**WORK ITEM:** A verbatim copy of the whole listing is what is needed.

**MATERIAL FOR THIS TASK:**
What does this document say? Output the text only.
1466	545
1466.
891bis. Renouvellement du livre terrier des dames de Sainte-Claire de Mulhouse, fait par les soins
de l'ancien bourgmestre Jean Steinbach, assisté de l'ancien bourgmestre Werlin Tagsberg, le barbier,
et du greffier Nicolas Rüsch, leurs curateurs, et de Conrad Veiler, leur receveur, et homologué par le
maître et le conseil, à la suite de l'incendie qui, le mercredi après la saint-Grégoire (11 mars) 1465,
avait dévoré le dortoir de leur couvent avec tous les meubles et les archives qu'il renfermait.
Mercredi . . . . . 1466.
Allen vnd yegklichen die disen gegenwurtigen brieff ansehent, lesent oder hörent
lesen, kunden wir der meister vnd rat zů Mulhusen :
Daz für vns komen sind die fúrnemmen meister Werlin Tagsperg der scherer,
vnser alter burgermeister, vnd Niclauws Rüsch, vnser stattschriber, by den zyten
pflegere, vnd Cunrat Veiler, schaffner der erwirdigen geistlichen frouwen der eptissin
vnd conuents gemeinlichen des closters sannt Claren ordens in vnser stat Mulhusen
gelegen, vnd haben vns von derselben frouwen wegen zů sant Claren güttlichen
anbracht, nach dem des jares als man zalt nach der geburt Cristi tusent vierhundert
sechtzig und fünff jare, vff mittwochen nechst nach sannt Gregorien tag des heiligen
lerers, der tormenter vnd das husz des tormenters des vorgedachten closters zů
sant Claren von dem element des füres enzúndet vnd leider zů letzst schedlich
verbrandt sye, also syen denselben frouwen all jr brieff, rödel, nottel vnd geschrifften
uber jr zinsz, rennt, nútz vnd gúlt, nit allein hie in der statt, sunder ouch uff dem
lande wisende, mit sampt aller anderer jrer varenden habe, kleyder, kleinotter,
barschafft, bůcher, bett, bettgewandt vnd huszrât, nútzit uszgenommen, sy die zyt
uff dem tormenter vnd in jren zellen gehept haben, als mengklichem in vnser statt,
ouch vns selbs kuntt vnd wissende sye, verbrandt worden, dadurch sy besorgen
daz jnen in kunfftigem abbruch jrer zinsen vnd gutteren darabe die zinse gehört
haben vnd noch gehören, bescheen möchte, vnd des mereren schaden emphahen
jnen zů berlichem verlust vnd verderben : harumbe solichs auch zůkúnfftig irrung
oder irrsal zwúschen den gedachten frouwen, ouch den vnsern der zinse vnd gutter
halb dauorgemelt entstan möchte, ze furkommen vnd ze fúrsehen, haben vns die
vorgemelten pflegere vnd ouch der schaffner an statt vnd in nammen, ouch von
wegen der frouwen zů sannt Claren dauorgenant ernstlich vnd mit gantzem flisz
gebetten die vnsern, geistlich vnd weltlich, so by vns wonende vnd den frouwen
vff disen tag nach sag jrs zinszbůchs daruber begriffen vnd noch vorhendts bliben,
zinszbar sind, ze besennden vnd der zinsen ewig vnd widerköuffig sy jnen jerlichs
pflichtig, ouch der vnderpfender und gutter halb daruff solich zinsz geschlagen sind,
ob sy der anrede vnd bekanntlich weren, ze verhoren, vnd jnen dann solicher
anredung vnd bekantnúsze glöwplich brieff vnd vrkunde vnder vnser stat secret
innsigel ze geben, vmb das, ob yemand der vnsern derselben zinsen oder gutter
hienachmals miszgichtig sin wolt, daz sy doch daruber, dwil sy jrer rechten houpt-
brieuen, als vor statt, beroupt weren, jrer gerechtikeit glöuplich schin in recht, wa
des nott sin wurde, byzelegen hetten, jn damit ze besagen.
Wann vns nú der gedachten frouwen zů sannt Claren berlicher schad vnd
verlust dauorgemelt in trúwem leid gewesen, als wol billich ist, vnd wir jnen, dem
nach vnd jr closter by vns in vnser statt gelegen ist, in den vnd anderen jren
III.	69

**RESULT OF THE EXERCISE:**
What does this document say? Output the text only.
1466	545
1466.
891bis. Renouvellement du livre terrier des dames de Sainte-Claire de Mulhouse, fait par les soins
de l'ancien bourgmestre Jean Steinbach, assisté de l'ancien bourgmestre Werlin Tagsberg, le barbier,
et du greffier Nicolas Rüsch, leurs curateurs, et de Conrad Veiler, leur receveur, et homologué par le
maître et le conseil, à la suite de l'incendie qui, le mercredi après la saint-Grégoire (11 mars) 1465,
avait dévoré le dortoir de leur couvent avec tous les meubles et les archives qu'il renfermait.
Mercredi . . . . . 1466.
Allen vnd yegklichen die disen gegenwurtigen brieff ansehent, lesent oder hörent
lesen, kunden wir der meister vnd rat zů Mulhusen :
Daz für vns komen sind die fúrnemmen meister Werlin Tagsperg der scherer,
vnser alter burgermeister, vnd Niclauws Rüsch, vnser stattschriber, by den zyten
pflegere, vnd Cunrat Veiler, schaffner der erwirdigen geistlichen frouwen der eptissin
vnd conuents gemeinlichen des closters sannt Claren ordens in vnser stat Mulhusen
gelegen, vnd haben vns von derselben frouwen wegen zů sant Claren güttlichen
anbracht, nach dem des jares als man zalt nach der geburt Cristi tusent vierhundert
sechtzig und fünff jare, vff mittwochen nechst nach sannt Gregorien tag des heiligen
lerers, der tormenter vnd das husz des tormenters des vorgedachten closters zů
sant Claren von dem element des füres enzúndet vnd leider zů letzst schedlich
verbrandt sye, also syen denselben frouwen all jr brieff, rödel, nottel vnd geschrifften
uber jr zinsz, rennt, nútz vnd gúlt, nit allein hie in der statt, sunder ouch uff dem
lande wisende, mit sampt aller anderer jrer varenden habe, kleyder, kleinotter,
barschafft, bůcher, bett, bettgewandt vnd huszrât, nútzit uszgenommen, sy die zyt
uff dem tormenter vnd in jren zellen gehept haben, als mengklichem in vnser statt,
ouch vns selbs kuntt vnd wissende sye, verbrandt worden, dadurch sy besorgen
daz jnen in kunfftigem abbruch jrer zinsen vnd gutteren darabe die zinse gehört
haben vnd noch gehören, bescheen möchte, vnd des mereren schaden emphahen
jnen zů berlichem verlust vnd verderben : harumbe solichs auch zůkúnfftig irrung
oder irrsal zwúschen den gedachten frouwen, ouch den vnsern der zinse vnd gutter
halb dauorgemelt entstan möchte, ze furkommen vnd ze fúrsehen, haben vns die
vorgemelten pflegere vnd ouch der schaffner an statt vnd in nammen, ouch von
wegen der frouwen zů sannt Claren dauorgenant ernstlich vnd mit gantzem flisz
gebetten die vnsern, geistlich vnd weltlich, so by vns wonende vnd den frouwen
vff disen tag nach sag jrs zinszbůchs daruber begriffen vnd noch vorhendts bliben,
zinszbar sind, ze besennden vnd der zinsen ewig vnd widerköuffig sy jnen jerlichs
pflichtig, ouch der vnderpfender und gutter halb daruff solich zinsz geschlagen sind,
ob sy der anrede vnd bekanntlich weren, ze verhoren, vnd jnen dann solicher
anredung vnd bekantnúsze glöwplich brieff vnd vrkunde vnder vnser stat secret
innsigel ze geben, vmb das, ob yemand der vnsern derselben zinsen oder gutter
hienachmals miszgichtig sin wolt, daz sy doch daruber, dwil sy jrer rechten houpt-
brieuen, als vor statt, beroupt weren, jrer gerechtikeit glöuplich schin in recht, wa
des nott sin wurde, byzelegen hetten, jn damit ze besagen.
Wann vns nú der gedachten frouwen zů sannt Claren berlicher schad vnd
verlust dauorgemelt in trúwem leid gewesen, als wol billich ist, vnd wir jnen, dem
nach vnd jr closter by vns in vnser statt gelegen ist, in den vnd anderen jren
III.	69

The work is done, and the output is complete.